- Source data -
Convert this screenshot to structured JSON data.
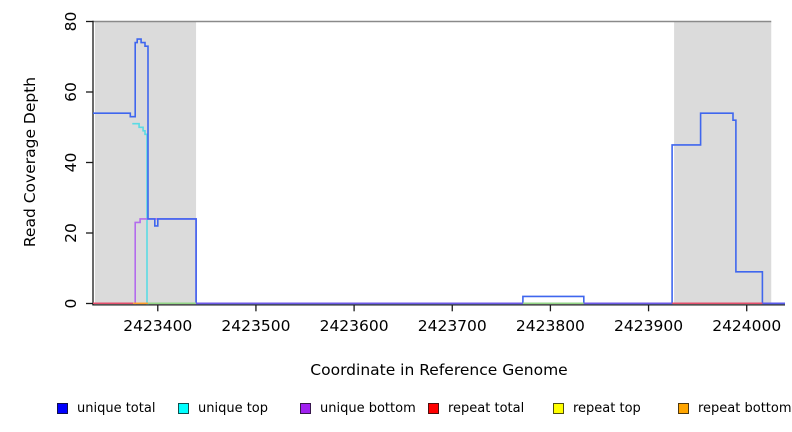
{
  "chart_data": {
    "type": "line",
    "title": "",
    "xlabel": "Coordinate in Reference Genome",
    "ylabel": "Read Coverage Depth",
    "xlim": [
      2423334,
      2424039
    ],
    "ylim": [
      0,
      80
    ],
    "x_ticks": [
      2423400,
      2423500,
      2423600,
      2423700,
      2423800,
      2423900,
      2424000
    ],
    "y_ticks": [
      0,
      20,
      40,
      60,
      80
    ],
    "grid": false,
    "legend_position": "bottom",
    "region_color": "#dbdbdb",
    "highlight_regions": [
      [
        2423336,
        2423439
      ],
      [
        2423926,
        2424025
      ]
    ],
    "cap_line": {
      "depth": 80,
      "start": 2423334,
      "end": 2424025,
      "color": "#8a8a8a"
    },
    "series": [
      {
        "name": "unique top",
        "color": "#5adbe4",
        "steps": [
          [
            2423374,
            2423381,
            51
          ],
          [
            2423381,
            2423385,
            50
          ],
          [
            2423385,
            2423387,
            49
          ],
          [
            2423387,
            2423389,
            48
          ],
          [
            2423389,
            2423391,
            0
          ]
        ]
      },
      {
        "name": "unique bottom",
        "color": "#b36ced",
        "steps": [
          [
            2423376,
            2423377,
            0
          ],
          [
            2423377,
            2423382,
            23
          ],
          [
            2423382,
            2423439,
            24
          ],
          [
            2423439,
            2423441,
            0
          ]
        ]
      },
      {
        "name": "unique total",
        "color": "#3f66ee",
        "steps": [
          [
            2423334,
            2423372,
            54
          ],
          [
            2423372,
            2423377,
            53
          ],
          [
            2423377,
            2423379,
            74
          ],
          [
            2423379,
            2423383,
            75
          ],
          [
            2423383,
            2423387,
            74
          ],
          [
            2423387,
            2423390,
            73
          ],
          [
            2423390,
            2423397,
            24
          ],
          [
            2423397,
            2423400,
            22
          ],
          [
            2423400,
            2423439,
            24
          ],
          [
            2423439,
            2423772,
            0
          ],
          [
            2423772,
            2423834,
            2
          ],
          [
            2423834,
            2423924,
            0
          ],
          [
            2423924,
            2423953,
            45
          ],
          [
            2423953,
            2423986,
            54
          ],
          [
            2423986,
            2423989,
            52
          ],
          [
            2423989,
            2424016,
            9
          ],
          [
            2424016,
            2424039,
            0
          ]
        ]
      }
    ],
    "zero_line_segments": [
      {
        "color": "#e4506e",
        "start": 2423334,
        "end": 2423375
      },
      {
        "color": "#ff9e2c",
        "start": 2423375,
        "end": 2423390
      },
      {
        "color": "#93d687",
        "start": 2423390,
        "end": 2423439
      },
      {
        "color": "#6f5ae8",
        "start": 2423439,
        "end": 2423772
      },
      {
        "color": "#93d687",
        "start": 2423772,
        "end": 2423834
      },
      {
        "color": "#6f5ae8",
        "start": 2423834,
        "end": 2423924
      },
      {
        "color": "#e4506e",
        "start": 2423924,
        "end": 2424016
      },
      {
        "color": "#5b5bec",
        "start": 2424016,
        "end": 2424039
      }
    ],
    "legend": [
      {
        "label": "unique total",
        "color": "#0000ff"
      },
      {
        "label": "unique top",
        "color": "#00ffff"
      },
      {
        "label": "unique bottom",
        "color": "#a020f0"
      },
      {
        "label": "repeat total",
        "color": "#ff0000"
      },
      {
        "label": "repeat top",
        "color": "#ffff00"
      },
      {
        "label": "repeat bottom",
        "color": "#ffa500"
      }
    ]
  }
}
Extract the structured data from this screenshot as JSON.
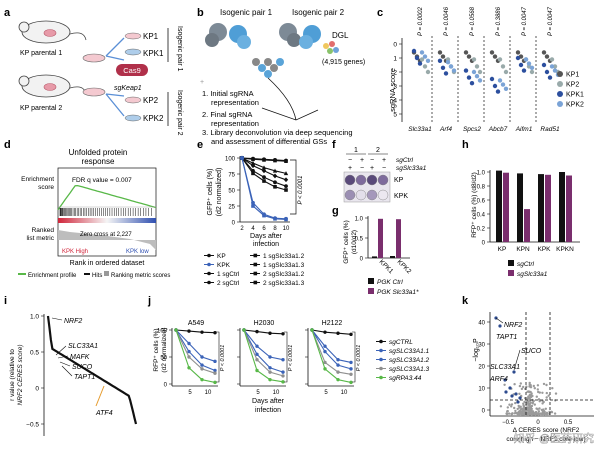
{
  "panel_letters": [
    "a",
    "b",
    "c",
    "d",
    "e",
    "f",
    "g",
    "h",
    "i",
    "j",
    "k"
  ],
  "a": {
    "mouse1": "KP parental 1",
    "mouse2": "KP parental 2",
    "cas9": "Cas9",
    "sgkeap1": "sgKeap1",
    "kp1": "KP1",
    "kpk1": "KPK1",
    "kp2": "KP2",
    "kpk2": "KPK2",
    "pair1": "Isogenic pair 1",
    "pair2": "Isogenic pair 2"
  },
  "b": {
    "pair1": "Isogenic pair 1",
    "pair2": "Isogenic pair 2",
    "dgl": "DGL",
    "dgl_genes": "(4,915 genes)",
    "step1": "1. Initial sgRNA",
    "step1b": "representation",
    "step2": "2. Final sgRNA",
    "step2b": "representation",
    "step3": "3. Library deconvolution via deep sequencing",
    "step3b": "and assessment of differential GSs"
  },
  "c": {
    "ylabel": "sgRNA score",
    "genes": [
      "Slc33a1",
      "Arf4",
      "Spcs2",
      "Abcb7",
      "Aifm1",
      "Rad51"
    ],
    "pvalues": [
      "P = 0.0002",
      "P = 0.0046",
      "P = 0.0568",
      "P = 0.3886",
      "P = 0.0047",
      "P = 0.0047"
    ],
    "ticks": [
      "0",
      "1",
      "2",
      "3",
      "4",
      "5"
    ],
    "legend": [
      "KP1",
      "KP2",
      "KPK1",
      "KPK2"
    ]
  },
  "d": {
    "title": "Unfolded protein",
    "title2": "response",
    "fdr": "FDR q value = 0.007",
    "ylabel1": "Enrichment",
    "ylabel1b": "score",
    "ylabel2": "Ranked",
    "ylabel2b": "list metric",
    "zero": "Zero cross at 2,227",
    "kph": "KPK High",
    "kpl": "KPK low",
    "xlabel": "Rank in ordered dataset",
    "legend": [
      "Enrichment profile",
      "Hits",
      "Ranking metric scores"
    ]
  },
  "e": {
    "ylabel": "GFP⁺ cells (%)",
    "ylabel2": "(d2 normalized)",
    "ticks": [
      "100",
      "75",
      "50",
      "25",
      "0"
    ],
    "xticks": [
      "2",
      "4",
      "6",
      "8",
      "10"
    ],
    "xlabel": "Days after",
    "xlabel2": "infection",
    "pval": "P < 0.0001",
    "legend_left": [
      "KP",
      "KPK",
      "1 sgCtrl",
      "2 sgCtrl"
    ],
    "legend_right": [
      "1 sgSlc33a1.2",
      "1 sgSlc33a1.3",
      "2 sgSlc33a1.2",
      "2 sgSlc33a1.3"
    ]
  },
  "f": {
    "col1": "1",
    "col2": "2",
    "sg1": "sgCtrl",
    "sg2": "sgSlc33a1",
    "row1": "KP",
    "row2": "KPK",
    "signs": [
      "−",
      "+",
      "−",
      "+",
      "+",
      "−",
      "+",
      "−"
    ]
  },
  "g": {
    "ylabel": "GFP⁺ cells (%)",
    "ylabel2": "(d10/d2)",
    "ticks": [
      "1.0",
      "0.5",
      "0"
    ],
    "cats": [
      "KPK1",
      "KPK2"
    ],
    "legend": [
      "PGK Ctrl",
      "PGK Slc33a1*"
    ]
  },
  "h": {
    "ylabel": "RFP⁺ cells (%) (d8/d2)",
    "ticks": [
      "1.0",
      "0.8",
      "0.6",
      "0.4",
      "0.2",
      "0"
    ],
    "cats": [
      "KP",
      "KPN",
      "KPK",
      "KPKN"
    ],
    "legend": [
      "sgCtrl",
      "sgSlc33a1"
    ]
  },
  "i": {
    "ylabel": "r value (relative to",
    "ylabel2": "NRF2 CERES score)",
    "ticks": [
      "1.0",
      "0.5",
      "0",
      "−0.5"
    ],
    "labels": [
      "NRF2",
      "SLC33A1",
      "MAFK",
      "SUCO",
      "TAPT1",
      "ATF4"
    ]
  },
  "j": {
    "ylabel": "RFP⁺ cells (%)",
    "ylabel2": "(d2 normalized)",
    "ticks": [
      "100",
      "50",
      "0"
    ],
    "xticks": [
      "5",
      "10"
    ],
    "titles": [
      "A549",
      "H2030",
      "H2122"
    ],
    "pval": "P < 0.0001",
    "xlabel": "Days after",
    "xlabel2": "infection",
    "legend": [
      "sgCTRL",
      "sgSLC33A1.1",
      "sgSLC33A1.2",
      "sgSLC33A1.3",
      "sgRPA3.44"
    ]
  },
  "k": {
    "ylabel": "−log₁₀P",
    "labels": [
      "NRF2",
      "TAPT1",
      "SUCO",
      "SLC33A1",
      "ARF4"
    ],
    "ticks": [
      "0",
      "10",
      "20",
      "30",
      "40"
    ],
    "xlabel": "Δ CERES score (NRF2",
    "xlabel2": "core high − NRF2 core low)",
    "xticks": [
      "−0.5",
      "0",
      "0.5"
    ],
    "watermark": "知乎 @医药研究"
  },
  "colors": {
    "blue": "#3b63b8",
    "purple": "#7a2e6d",
    "green": "#58b848",
    "gray": "#8f8f8f",
    "black": "#111111"
  }
}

- What to produce -
List each line of the records that holds the string "pair".

- Completed exercise -
    "pair1": "Isogenic pair 1",
    "pair2": "Isogenic pair 2"
    "pair1": "Isogenic pair 1",
    "pair2": "Isogenic pair 2",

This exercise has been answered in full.